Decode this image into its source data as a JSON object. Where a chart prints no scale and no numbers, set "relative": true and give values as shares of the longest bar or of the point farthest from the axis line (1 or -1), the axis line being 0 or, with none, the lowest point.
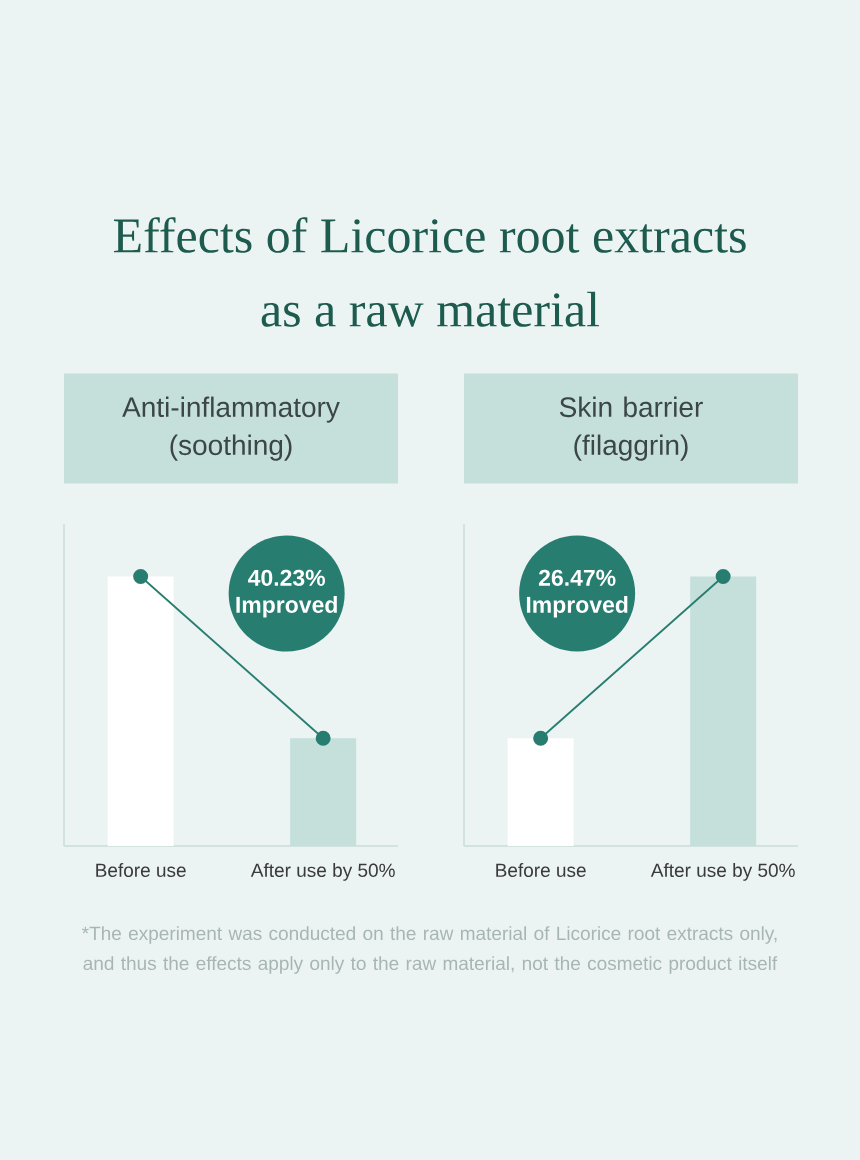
{
  "chart_data": [
    {
      "type": "bar",
      "title": "Effects of Licorice root extracts as a raw material",
      "subtitle": "Anti-inflammatory (soothing)",
      "categories": [
        "Before use",
        "After use by 50%"
      ],
      "relative": true,
      "series": [
        {
          "type": "bar",
          "colors": [
            "#ffffff",
            "#c5dfdb"
          ],
          "values": [
            1,
            0.4
          ]
        },
        {
          "type": "line",
          "color": "#277d70",
          "marker": "circle",
          "values": [
            1,
            0.4
          ]
        }
      ],
      "annotations": [
        "40.23% Improved"
      ]
    },
    {
      "type": "bar",
      "subtitle": "Skin barrier (filaggrin)",
      "categories": [
        "Before use",
        "After use by 50%"
      ],
      "relative": true,
      "series": [
        {
          "type": "bar",
          "colors": [
            "#ffffff",
            "#c5dfdb"
          ],
          "values": [
            0.4,
            1
          ]
        },
        {
          "type": "line",
          "color": "#277d70",
          "marker": "circle",
          "values": [
            0.4,
            1
          ]
        }
      ],
      "annotations": [
        "26.47% Improved",
        "*The experiment was conducted on the raw material of Licorice root extracts only, and thus the effects apply only to the raw material, not the cosmetic product itself"
      ]
    }
  ]
}
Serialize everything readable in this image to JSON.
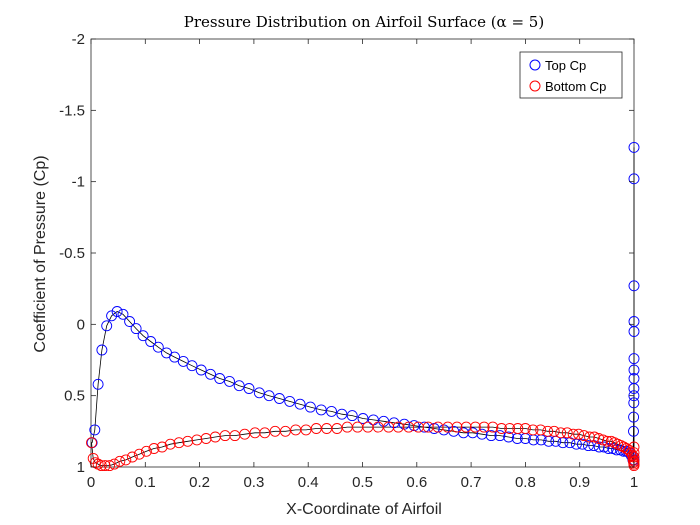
■ ■ ■ ■ ■ ■ ■
▶ **Problem to work on**
Exclude every picture and copy the remaining data exactly.

▶ **Output below**
Decode this image into its source data as a JSON object. Where a chart prints no scale and no numbers, set "relative": true and give values as shares of the longest bar or of the point farthest from the axis line (1 or -1), the axis line being 0 or, with none, the lowest point.
{
  "chart_data": [
    {
      "type": "bar",
      "title": "Effects of Licorice root extracts as a raw material",
      "subtitle": "Anti-inflammatory (soothing)",
      "categories": [
        "Before use",
        "After use by 50%"
      ],
      "relative": true,
      "series": [
        {
          "type": "bar",
          "colors": [
            "#ffffff",
            "#c5dfdb"
          ],
          "values": [
            1,
            0.4
          ]
        },
        {
          "type": "line",
          "color": "#277d70",
          "marker": "circle",
          "values": [
            1,
            0.4
          ]
        }
      ],
      "annotations": [
        "40.23% Improved"
      ]
    },
    {
      "type": "bar",
      "subtitle": "Skin barrier (filaggrin)",
      "categories": [
        "Before use",
        "After use by 50%"
      ],
      "relative": true,
      "series": [
        {
          "type": "bar",
          "colors": [
            "#ffffff",
            "#c5dfdb"
          ],
          "values": [
            0.4,
            1
          ]
        },
        {
          "type": "line",
          "color": "#277d70",
          "marker": "circle",
          "values": [
            0.4,
            1
          ]
        }
      ],
      "annotations": [
        "26.47% Improved",
        "*The experiment was conducted on the raw material of Licorice root extracts only, and thus the effects apply only to the raw material, not the cosmetic product itself"
      ]
    }
  ]
}
Serialize everything readable in this image to JSON.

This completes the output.